## start Data section

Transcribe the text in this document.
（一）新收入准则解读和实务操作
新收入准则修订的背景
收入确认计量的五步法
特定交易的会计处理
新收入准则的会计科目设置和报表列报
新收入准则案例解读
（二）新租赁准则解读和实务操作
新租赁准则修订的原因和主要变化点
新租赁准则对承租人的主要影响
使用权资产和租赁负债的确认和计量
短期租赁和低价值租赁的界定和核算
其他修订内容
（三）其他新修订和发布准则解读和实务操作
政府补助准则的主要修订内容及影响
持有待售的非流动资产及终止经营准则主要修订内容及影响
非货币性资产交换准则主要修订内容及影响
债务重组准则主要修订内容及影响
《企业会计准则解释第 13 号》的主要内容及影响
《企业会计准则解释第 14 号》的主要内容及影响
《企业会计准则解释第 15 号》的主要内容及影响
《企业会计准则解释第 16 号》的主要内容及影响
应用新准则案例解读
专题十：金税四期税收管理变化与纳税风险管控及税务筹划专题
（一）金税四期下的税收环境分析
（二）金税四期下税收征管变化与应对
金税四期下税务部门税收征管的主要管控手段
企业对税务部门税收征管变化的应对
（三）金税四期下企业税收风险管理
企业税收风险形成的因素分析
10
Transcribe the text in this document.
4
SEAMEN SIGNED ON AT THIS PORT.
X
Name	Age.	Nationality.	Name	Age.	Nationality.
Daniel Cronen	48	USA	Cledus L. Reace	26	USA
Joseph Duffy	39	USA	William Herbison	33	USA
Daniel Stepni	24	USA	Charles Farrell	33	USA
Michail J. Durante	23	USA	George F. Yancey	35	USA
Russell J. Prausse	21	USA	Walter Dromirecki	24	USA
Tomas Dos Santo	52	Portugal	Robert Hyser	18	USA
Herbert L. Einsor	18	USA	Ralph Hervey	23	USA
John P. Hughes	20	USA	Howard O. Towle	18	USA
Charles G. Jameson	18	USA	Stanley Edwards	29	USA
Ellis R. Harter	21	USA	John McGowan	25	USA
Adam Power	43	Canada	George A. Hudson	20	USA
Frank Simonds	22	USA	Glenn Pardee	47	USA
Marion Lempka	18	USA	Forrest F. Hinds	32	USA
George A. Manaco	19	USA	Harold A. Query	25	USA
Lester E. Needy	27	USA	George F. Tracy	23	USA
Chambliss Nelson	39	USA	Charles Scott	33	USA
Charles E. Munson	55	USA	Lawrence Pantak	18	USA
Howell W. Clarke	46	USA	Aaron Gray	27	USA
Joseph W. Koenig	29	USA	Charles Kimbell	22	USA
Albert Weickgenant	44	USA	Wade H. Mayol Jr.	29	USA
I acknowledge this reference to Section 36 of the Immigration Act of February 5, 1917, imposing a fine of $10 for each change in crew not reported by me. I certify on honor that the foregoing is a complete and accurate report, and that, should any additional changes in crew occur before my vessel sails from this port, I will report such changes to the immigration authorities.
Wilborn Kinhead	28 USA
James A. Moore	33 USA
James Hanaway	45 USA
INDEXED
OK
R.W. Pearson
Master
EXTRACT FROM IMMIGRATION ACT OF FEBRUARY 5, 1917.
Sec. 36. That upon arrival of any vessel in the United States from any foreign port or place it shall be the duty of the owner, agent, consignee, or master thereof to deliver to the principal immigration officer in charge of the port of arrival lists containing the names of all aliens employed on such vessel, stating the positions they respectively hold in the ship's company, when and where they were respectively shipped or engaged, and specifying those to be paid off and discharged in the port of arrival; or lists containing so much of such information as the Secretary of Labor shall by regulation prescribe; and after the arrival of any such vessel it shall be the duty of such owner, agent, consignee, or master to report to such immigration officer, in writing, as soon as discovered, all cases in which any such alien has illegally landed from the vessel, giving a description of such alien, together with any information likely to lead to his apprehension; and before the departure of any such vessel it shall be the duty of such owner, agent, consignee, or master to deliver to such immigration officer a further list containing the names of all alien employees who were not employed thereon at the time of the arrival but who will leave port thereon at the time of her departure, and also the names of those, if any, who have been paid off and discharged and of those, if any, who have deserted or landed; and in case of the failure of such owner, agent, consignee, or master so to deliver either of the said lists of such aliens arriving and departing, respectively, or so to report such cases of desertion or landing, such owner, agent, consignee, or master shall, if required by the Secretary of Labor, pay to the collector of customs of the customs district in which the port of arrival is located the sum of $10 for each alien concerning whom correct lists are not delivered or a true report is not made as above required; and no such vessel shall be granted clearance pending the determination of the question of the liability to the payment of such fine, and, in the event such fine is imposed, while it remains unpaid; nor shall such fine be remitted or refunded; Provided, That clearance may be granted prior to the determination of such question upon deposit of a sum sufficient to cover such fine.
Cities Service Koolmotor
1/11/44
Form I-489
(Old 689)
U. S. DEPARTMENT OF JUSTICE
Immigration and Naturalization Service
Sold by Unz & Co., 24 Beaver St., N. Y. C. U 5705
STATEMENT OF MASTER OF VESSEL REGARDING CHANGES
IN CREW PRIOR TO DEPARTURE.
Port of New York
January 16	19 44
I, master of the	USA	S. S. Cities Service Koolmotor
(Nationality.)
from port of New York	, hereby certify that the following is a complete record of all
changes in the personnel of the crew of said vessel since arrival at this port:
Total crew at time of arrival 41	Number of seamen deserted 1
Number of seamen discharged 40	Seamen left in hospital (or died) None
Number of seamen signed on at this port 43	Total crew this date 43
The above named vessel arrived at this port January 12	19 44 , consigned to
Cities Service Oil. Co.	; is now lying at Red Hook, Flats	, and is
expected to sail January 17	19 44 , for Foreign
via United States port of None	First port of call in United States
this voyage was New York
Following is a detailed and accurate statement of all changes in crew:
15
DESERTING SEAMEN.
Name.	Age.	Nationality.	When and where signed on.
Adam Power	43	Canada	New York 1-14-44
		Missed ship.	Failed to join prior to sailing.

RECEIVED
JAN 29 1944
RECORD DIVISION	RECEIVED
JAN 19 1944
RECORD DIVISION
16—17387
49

## end Data section

Challenge:
Every entry needs to be retyped exactly.

Solution to the problem:
Transcribe the text in this document.
（一）新收入准则解读和实务操作
新收入准则修订的背景
收入确认计量的五步法
特定交易的会计处理
新收入准则的会计科目设置和报表列报
新收入准则案例解读
（二）新租赁准则解读和实务操作
新租赁准则修订的原因和主要变化点
新租赁准则对承租人的主要影响
使用权资产和租赁负债的确认和计量
短期租赁和低价值租赁的界定和核算
其他修订内容
（三）其他新修订和发布准则解读和实务操作
政府补助准则的主要修订内容及影响
持有待售的非流动资产及终止经营准则主要修订内容及影响
非货币性资产交换准则主要修订内容及影响
债务重组准则主要修订内容及影响
《企业会计准则解释第 13 号》的主要内容及影响
《企业会计准则解释第 14 号》的主要内容及影响
《企业会计准则解释第 15 号》的主要内容及影响
《企业会计准则解释第 16 号》的主要内容及影响
应用新准则案例解读
专题十：金税四期税收管理变化与纳税风险管控及税务筹划专题
（一）金税四期下的税收环境分析
（二）金税四期下税收征管变化与应对
金税四期下税务部门税收征管的主要管控手段
企业对税务部门税收征管变化的应对
（三）金税四期下企业税收风险管理
企业税收风险形成的因素分析
10
Transcribe the text in this document.
4
SEAMEN SIGNED ON AT THIS PORT.
X
Name	Age.	Nationality.	Name	Age.	Nationality.
Daniel Cronen	48	USA	Cledus L. Reace	26	USA
Joseph Duffy	39	USA	William Herbison	33	USA
Daniel Stepni	24	USA	Charles Farrell	33	USA
Michail J. Durante	23	USA	George F. Yancey	35	USA
Russell J. Prausse	21	USA	Walter Dromirecki	24	USA
Tomas Dos Santo	52	Portugal	Robert Hyser	18	USA
Herbert L. Einsor	18	USA	Ralph Hervey	23	USA
John P. Hughes	20	USA	Howard O. Towle	18	USA
Charles G. Jameson	18	USA	Stanley Edwards	29	USA
Ellis R. Harter	21	USA	John McGowan	25	USA
Adam Power	43	Canada	George A. Hudson	20	USA
Frank Simonds	22	USA	Glenn Pardee	47	USA
Marion Lempka	18	USA	Forrest F. Hinds	32	USA
George A. Manaco	19	USA	Harold A. Query	25	USA
Lester E. Needy	27	USA	George F. Tracy	23	USA
Chambliss Nelson	39	USA	Charles Scott	33	USA
Charles E. Munson	55	USA	Lawrence Pantak	18	USA
Howell W. Clarke	46	USA	Aaron Gray	27	USA
Joseph W. Koenig	29	USA	Charles Kimbell	22	USA
Albert Weickgenant	44	USA	Wade H. Mayol Jr.	29	USA
I acknowledge this reference to Section 36 of the Immigration Act of February 5, 1917, imposing a fine of $10 for each change in crew not reported by me. I certify on honor that the foregoing is a complete and accurate report, and that, should any additional changes in crew occur before my vessel sails from this port, I will report such changes to the immigration authorities.
Wilborn Kinhead	28 USA
James A. Moore	33 USA
James Hanaway	45 USA
INDEXED
OK
R.W. Pearson
Master
EXTRACT FROM IMMIGRATION ACT OF FEBRUARY 5, 1917.
Sec. 36. That upon arrival of any vessel in the United States from any foreign port or place it shall be the duty of the owner, agent, consignee, or master thereof to deliver to the principal immigration officer in charge of the port of arrival lists containing the names of all aliens employed on such vessel, stating the positions they respectively hold in the ship's company, when and where they were respectively shipped or engaged, and specifying those to be paid off and discharged in the port of arrival; or lists containing so much of such information as the Secretary of Labor shall by regulation prescribe; and after the arrival of any such vessel it shall be the duty of such owner, agent, consignee, or master to report to such immigration officer, in writing, as soon as discovered, all cases in which any such alien has illegally landed from the vessel, giving a description of such alien, together with any information likely to lead to his apprehension; and before the departure of any such vessel it shall be the duty of such owner, agent, consignee, or master to deliver to such immigration officer a further list containing the names of all alien employees who were not employed thereon at the time of the arrival but who will leave port thereon at the time of her departure, and also the names of those, if any, who have been paid off and discharged and of those, if any, who have deserted or landed; and in case of the failure of such owner, agent, consignee, or master so to deliver either of the said lists of such aliens arriving and departing, respectively, or so to report such cases of desertion or landing, such owner, agent, consignee, or master shall, if required by the Secretary of Labor, pay to the collector of customs of the customs district in which the port of arrival is located the sum of $10 for each alien concerning whom correct lists are not delivered or a true report is not made as above required; and no such vessel shall be granted clearance pending the determination of the question of the liability to the payment of such fine, and, in the event such fine is imposed, while it remains unpaid; nor shall such fine be remitted or refunded; Provided, That clearance may be granted prior to the determination of such question upon deposit of a sum sufficient to cover such fine.
Cities Service Koolmotor
1/11/44
Form I-489
(Old 689)
U. S. DEPARTMENT OF JUSTICE
Immigration and Naturalization Service
Sold by Unz & Co., 24 Beaver St., N. Y. C. U 5705
STATEMENT OF MASTER OF VESSEL REGARDING CHANGES
IN CREW PRIOR TO DEPARTURE.
Port of New York
January 16	19 44
I, master of the	USA	S. S. Cities Service Koolmotor
(Nationality.)
from port of New York	, hereby certify that the following is a complete record of all
changes in the personnel of the crew of said vessel since arrival at this port:
Total crew at time of arrival 41	Number of seamen deserted 1
Number of seamen discharged 40	Seamen left in hospital (or died) None
Number of seamen signed on at this port 43	Total crew this date 43
The above named vessel arrived at this port January 12	19 44 , consigned to
Cities Service Oil. Co.	; is now lying at Red Hook, Flats	, and is
expected to sail January 17	19 44 , for Foreign
via United States port of None	First port of call in United States
this voyage was New York
Following is a detailed and accurate statement of all changes in crew:
15
DESERTING SEAMEN.
Name.	Age.	Nationality.	When and where signed on.
Adam Power	43	Canada	New York 1-14-44
		Missed ship.	Failed to join prior to sailing.

RECEIVED
JAN 29 1944
RECORD DIVISION	RECEIVED
JAN 19 1944
RECORD DIVISION
16—17387
49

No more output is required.